_Records to process_:
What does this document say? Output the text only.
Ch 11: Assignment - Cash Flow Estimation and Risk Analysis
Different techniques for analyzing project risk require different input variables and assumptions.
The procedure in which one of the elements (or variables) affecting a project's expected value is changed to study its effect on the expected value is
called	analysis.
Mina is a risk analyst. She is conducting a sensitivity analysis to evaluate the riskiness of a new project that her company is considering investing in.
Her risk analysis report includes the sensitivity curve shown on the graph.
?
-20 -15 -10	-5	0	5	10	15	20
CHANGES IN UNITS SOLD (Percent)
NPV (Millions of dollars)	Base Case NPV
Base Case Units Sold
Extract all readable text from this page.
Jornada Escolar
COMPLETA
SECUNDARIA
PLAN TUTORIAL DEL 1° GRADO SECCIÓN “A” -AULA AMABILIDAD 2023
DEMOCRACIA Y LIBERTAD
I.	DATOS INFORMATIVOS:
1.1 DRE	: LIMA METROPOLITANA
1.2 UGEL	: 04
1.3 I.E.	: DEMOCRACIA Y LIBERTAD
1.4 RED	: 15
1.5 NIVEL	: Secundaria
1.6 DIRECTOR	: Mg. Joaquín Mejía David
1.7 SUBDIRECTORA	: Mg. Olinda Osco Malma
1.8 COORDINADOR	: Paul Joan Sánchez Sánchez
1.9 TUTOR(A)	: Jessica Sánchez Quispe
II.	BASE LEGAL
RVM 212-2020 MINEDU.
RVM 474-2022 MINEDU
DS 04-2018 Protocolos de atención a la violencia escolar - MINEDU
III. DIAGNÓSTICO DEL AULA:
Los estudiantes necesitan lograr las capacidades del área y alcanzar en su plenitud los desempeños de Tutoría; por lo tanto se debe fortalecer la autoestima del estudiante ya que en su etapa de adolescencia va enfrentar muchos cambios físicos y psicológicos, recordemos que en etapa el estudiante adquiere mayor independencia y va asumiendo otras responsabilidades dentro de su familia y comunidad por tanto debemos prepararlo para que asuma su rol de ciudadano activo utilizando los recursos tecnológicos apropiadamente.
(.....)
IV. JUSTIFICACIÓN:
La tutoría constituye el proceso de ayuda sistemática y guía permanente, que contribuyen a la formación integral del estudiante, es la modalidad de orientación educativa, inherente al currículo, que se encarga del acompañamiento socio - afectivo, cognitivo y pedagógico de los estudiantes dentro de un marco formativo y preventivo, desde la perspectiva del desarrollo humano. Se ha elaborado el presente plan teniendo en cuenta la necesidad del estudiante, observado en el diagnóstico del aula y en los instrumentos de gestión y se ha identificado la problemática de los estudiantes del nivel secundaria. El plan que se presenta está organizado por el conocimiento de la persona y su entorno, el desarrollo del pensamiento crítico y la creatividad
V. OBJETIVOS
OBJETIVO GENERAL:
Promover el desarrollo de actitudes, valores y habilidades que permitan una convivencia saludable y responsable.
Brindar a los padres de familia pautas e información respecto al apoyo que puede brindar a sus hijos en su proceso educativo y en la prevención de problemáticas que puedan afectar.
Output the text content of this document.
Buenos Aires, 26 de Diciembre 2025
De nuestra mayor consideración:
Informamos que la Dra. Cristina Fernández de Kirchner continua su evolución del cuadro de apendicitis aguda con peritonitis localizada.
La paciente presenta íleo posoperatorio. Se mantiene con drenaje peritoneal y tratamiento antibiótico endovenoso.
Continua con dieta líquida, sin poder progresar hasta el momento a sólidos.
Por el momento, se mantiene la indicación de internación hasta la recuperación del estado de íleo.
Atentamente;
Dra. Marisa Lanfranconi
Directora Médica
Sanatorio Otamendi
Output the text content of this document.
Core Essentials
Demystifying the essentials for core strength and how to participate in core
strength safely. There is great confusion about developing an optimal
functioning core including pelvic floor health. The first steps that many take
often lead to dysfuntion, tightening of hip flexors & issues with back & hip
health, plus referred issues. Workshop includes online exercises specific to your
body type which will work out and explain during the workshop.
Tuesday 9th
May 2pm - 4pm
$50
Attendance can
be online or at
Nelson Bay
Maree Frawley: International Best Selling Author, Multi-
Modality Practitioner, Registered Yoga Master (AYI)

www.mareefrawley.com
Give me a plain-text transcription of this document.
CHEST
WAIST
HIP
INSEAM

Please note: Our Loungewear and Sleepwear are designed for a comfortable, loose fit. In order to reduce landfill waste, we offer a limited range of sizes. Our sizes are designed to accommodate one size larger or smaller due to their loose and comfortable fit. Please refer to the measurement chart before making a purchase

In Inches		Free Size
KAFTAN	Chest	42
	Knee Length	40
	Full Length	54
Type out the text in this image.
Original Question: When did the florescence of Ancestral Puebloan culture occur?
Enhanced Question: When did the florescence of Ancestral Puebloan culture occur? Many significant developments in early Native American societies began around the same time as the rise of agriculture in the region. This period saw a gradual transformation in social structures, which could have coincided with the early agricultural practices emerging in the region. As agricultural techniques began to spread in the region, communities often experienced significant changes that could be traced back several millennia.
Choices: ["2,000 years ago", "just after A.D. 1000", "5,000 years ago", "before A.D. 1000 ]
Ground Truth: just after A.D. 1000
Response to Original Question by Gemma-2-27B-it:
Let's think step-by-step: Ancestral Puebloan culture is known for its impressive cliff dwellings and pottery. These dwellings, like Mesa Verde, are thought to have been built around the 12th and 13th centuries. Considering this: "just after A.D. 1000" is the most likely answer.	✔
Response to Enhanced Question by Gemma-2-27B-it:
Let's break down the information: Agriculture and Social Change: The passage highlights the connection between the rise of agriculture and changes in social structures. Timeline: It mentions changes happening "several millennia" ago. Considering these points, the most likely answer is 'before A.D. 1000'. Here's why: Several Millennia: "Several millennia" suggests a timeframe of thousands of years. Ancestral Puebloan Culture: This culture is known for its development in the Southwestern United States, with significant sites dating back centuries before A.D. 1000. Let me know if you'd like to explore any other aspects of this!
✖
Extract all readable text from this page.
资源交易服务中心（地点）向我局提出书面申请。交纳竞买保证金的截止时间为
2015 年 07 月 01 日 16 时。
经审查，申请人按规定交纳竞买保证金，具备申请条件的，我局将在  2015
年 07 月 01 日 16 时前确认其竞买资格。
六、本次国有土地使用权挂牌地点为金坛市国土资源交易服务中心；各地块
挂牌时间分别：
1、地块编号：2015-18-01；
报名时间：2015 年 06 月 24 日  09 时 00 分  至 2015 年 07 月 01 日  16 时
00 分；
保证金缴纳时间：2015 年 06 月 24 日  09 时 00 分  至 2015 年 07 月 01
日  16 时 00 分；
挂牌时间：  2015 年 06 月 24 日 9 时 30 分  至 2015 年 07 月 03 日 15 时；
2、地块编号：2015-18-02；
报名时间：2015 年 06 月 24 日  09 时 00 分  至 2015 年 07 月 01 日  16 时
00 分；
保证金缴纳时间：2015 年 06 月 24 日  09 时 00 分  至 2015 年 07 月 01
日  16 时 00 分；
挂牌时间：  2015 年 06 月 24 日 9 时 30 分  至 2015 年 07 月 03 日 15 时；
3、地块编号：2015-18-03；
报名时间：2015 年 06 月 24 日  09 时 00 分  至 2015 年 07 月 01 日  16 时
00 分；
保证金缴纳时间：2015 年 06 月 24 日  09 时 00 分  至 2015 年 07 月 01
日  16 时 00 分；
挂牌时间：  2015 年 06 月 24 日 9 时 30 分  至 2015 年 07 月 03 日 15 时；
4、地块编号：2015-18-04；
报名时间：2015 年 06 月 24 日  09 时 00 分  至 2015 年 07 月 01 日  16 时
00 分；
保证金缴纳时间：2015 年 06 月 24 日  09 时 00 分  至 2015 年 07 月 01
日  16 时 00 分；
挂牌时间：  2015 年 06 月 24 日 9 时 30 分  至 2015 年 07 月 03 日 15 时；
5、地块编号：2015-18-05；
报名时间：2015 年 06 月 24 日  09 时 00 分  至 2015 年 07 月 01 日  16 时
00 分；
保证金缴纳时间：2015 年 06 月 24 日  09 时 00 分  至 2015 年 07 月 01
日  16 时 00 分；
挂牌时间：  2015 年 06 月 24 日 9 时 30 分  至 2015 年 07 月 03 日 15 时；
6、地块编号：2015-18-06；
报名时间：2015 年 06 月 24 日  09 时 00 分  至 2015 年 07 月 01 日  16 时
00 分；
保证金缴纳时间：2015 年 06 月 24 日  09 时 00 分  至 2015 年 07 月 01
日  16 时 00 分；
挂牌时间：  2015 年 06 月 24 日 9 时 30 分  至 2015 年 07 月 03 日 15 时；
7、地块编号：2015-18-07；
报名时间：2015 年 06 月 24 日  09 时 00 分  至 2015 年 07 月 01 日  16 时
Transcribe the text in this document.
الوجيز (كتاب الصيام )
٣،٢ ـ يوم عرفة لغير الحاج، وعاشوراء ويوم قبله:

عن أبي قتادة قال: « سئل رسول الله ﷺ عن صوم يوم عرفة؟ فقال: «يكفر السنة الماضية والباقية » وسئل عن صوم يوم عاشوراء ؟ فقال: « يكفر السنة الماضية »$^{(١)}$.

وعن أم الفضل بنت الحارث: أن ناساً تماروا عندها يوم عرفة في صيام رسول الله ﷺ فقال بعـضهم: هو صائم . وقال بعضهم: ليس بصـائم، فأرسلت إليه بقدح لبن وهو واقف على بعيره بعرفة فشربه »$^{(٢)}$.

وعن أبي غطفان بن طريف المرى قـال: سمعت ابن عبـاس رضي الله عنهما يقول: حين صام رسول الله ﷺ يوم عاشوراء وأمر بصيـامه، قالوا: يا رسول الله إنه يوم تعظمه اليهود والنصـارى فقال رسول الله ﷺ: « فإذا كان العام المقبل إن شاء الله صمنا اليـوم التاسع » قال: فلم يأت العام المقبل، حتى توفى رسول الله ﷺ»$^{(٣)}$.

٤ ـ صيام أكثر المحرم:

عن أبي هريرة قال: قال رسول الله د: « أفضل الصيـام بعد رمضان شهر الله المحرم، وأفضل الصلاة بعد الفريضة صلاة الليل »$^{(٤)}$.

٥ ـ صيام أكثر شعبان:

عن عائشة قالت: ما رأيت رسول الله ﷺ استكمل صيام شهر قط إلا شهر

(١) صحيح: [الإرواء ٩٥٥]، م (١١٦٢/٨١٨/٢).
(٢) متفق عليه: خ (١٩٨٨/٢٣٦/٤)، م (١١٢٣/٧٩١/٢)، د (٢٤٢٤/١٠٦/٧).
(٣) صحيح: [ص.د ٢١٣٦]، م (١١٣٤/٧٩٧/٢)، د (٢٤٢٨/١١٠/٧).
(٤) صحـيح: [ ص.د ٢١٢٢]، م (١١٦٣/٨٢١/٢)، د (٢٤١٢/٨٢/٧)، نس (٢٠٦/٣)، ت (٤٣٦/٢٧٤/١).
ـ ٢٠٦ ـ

_Instructions for the task_: Using the listing, copy every line where the word "Case" shows up.

_Result_:
NPV (Millions of dollars)	Base Case NPV
Base Case Units Sold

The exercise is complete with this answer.